WHAT IS REQUIRED —
Select every line below containing the word "Cristiano".

⟨

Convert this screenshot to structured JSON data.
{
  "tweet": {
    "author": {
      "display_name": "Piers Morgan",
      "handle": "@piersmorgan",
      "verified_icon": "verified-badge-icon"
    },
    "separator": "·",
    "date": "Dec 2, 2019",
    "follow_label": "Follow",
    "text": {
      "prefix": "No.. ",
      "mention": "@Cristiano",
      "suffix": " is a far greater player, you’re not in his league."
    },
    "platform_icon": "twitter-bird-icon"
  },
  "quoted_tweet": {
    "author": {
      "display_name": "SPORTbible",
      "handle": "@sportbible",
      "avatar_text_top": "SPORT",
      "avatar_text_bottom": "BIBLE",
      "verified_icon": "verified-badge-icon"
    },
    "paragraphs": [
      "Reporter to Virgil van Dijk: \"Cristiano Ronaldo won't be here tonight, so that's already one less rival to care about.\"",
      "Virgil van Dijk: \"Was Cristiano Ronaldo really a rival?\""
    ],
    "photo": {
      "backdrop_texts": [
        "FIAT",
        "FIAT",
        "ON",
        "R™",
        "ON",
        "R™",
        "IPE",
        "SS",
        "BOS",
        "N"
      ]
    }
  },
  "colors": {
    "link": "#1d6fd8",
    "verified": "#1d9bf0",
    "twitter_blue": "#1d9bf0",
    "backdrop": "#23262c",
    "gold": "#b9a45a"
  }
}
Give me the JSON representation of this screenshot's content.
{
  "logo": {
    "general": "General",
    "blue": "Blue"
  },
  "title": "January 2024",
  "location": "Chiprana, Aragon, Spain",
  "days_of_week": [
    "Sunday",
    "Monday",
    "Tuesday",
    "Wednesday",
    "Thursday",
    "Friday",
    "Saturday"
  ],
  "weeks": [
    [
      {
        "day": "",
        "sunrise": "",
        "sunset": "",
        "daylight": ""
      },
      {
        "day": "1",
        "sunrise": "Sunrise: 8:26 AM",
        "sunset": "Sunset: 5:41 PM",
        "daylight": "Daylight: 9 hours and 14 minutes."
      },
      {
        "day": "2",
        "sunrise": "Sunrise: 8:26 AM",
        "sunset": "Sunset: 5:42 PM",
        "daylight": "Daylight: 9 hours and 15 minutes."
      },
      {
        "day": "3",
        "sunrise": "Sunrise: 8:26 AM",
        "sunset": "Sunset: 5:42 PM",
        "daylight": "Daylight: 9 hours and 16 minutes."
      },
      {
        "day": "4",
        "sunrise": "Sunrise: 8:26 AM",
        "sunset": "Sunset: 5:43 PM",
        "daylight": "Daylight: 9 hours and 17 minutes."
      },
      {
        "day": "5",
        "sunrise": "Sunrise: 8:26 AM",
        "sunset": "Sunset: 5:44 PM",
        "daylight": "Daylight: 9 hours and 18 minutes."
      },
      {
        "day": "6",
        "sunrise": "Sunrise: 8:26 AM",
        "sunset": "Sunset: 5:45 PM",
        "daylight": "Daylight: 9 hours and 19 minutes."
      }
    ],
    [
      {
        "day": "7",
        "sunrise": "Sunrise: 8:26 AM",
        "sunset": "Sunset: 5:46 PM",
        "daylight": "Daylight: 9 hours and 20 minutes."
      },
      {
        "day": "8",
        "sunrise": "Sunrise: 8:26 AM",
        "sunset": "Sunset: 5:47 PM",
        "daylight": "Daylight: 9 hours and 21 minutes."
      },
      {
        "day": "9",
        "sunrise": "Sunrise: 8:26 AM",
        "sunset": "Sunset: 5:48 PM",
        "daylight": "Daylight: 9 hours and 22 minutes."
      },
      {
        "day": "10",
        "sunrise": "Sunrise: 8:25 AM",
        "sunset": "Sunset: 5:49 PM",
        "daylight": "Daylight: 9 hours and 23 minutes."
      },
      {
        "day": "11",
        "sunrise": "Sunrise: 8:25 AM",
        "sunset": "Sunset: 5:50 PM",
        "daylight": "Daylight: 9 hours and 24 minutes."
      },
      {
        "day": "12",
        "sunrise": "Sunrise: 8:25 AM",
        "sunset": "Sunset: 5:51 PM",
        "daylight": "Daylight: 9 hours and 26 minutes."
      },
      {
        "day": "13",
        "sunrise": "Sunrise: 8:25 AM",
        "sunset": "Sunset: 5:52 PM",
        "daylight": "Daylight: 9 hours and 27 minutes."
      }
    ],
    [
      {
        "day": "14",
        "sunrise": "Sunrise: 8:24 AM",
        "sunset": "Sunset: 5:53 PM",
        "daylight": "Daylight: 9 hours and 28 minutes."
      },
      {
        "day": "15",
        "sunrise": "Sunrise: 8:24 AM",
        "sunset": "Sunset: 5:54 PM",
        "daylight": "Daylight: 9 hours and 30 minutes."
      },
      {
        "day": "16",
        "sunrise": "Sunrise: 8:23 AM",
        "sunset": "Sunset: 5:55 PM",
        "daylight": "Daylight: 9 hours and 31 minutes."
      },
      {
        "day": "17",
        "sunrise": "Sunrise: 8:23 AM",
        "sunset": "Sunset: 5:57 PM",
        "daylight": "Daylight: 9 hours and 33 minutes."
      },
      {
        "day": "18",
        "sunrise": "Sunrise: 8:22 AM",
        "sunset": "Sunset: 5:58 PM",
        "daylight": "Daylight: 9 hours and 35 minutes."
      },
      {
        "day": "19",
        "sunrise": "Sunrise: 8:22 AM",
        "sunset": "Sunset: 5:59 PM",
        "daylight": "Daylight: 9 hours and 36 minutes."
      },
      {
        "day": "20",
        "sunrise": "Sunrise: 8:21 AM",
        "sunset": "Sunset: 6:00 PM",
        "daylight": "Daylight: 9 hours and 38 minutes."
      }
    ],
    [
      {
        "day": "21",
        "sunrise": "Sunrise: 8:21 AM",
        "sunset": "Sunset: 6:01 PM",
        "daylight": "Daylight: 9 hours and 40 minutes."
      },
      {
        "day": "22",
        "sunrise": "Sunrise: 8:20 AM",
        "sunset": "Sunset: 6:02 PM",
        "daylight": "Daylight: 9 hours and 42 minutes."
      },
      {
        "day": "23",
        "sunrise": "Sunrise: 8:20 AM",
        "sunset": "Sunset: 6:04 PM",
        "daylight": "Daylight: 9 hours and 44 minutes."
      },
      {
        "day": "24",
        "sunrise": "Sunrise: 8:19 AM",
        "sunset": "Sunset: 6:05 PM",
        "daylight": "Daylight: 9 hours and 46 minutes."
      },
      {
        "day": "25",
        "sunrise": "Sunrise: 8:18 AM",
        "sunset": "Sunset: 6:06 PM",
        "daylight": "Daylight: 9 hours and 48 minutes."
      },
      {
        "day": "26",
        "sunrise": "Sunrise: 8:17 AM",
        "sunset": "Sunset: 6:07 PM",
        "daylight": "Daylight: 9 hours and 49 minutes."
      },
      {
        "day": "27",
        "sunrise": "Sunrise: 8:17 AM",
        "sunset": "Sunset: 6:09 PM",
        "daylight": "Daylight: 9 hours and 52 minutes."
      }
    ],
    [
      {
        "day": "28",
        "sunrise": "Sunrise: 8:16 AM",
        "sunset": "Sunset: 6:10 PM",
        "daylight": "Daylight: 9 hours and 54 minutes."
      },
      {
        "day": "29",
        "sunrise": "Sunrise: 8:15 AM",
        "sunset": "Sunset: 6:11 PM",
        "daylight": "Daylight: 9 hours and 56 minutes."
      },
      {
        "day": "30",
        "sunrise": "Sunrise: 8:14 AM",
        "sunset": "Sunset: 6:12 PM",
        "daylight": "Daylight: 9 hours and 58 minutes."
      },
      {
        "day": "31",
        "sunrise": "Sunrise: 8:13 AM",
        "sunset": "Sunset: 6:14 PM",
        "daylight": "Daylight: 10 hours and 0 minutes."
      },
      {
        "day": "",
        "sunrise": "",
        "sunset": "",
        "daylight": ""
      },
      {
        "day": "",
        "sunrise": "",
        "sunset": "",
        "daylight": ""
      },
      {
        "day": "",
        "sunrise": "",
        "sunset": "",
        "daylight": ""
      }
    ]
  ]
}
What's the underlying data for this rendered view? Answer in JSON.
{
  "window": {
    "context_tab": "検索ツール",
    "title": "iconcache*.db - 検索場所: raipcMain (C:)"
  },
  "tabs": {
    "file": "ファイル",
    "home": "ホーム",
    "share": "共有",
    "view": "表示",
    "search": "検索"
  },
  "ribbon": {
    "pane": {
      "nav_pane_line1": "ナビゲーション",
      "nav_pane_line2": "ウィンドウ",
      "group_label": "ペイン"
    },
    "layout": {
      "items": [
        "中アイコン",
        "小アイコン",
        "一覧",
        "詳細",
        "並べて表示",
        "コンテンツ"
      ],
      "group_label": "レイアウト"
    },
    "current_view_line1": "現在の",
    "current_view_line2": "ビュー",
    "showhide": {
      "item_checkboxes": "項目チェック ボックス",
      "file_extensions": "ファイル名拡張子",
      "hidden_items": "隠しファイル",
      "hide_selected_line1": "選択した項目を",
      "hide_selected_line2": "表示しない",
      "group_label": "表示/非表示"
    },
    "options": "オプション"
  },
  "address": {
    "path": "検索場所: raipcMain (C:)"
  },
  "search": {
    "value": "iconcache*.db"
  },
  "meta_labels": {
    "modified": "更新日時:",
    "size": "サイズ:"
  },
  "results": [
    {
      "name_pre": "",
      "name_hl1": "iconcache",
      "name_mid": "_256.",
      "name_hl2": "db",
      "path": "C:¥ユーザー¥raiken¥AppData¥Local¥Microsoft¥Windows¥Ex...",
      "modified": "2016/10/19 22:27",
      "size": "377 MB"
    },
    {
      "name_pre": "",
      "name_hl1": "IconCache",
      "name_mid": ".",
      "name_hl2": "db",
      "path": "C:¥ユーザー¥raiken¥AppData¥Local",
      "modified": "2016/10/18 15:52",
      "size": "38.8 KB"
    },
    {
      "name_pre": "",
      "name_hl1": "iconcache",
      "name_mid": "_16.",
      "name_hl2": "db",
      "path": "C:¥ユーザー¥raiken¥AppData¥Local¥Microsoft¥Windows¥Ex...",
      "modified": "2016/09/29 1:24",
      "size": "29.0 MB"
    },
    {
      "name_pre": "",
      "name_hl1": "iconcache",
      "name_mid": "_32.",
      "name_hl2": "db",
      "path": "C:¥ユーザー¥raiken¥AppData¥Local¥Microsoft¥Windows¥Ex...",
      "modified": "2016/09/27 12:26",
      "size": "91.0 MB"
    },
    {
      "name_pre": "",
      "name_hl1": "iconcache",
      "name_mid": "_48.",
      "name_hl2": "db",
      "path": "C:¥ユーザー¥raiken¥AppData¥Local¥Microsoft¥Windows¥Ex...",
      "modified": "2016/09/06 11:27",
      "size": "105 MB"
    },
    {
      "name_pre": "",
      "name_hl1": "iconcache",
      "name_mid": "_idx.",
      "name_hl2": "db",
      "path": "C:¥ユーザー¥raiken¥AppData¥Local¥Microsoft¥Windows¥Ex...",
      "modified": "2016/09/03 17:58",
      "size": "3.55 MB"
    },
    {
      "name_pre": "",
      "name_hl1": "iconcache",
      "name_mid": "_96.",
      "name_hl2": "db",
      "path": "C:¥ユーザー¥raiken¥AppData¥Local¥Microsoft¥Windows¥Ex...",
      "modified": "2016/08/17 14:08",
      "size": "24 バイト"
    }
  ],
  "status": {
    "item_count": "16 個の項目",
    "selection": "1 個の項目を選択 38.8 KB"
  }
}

⟩

PROBLEM SOLUTION —
      "mention": "@Cristiano",
      "Reporter to Virgil van Dijk: \"Cristiano Ronaldo won't be here tonight, so that's already one less rival to care about.\"",
      "Virgil van Dijk: \"Was Cristiano Ronaldo really a rival?\""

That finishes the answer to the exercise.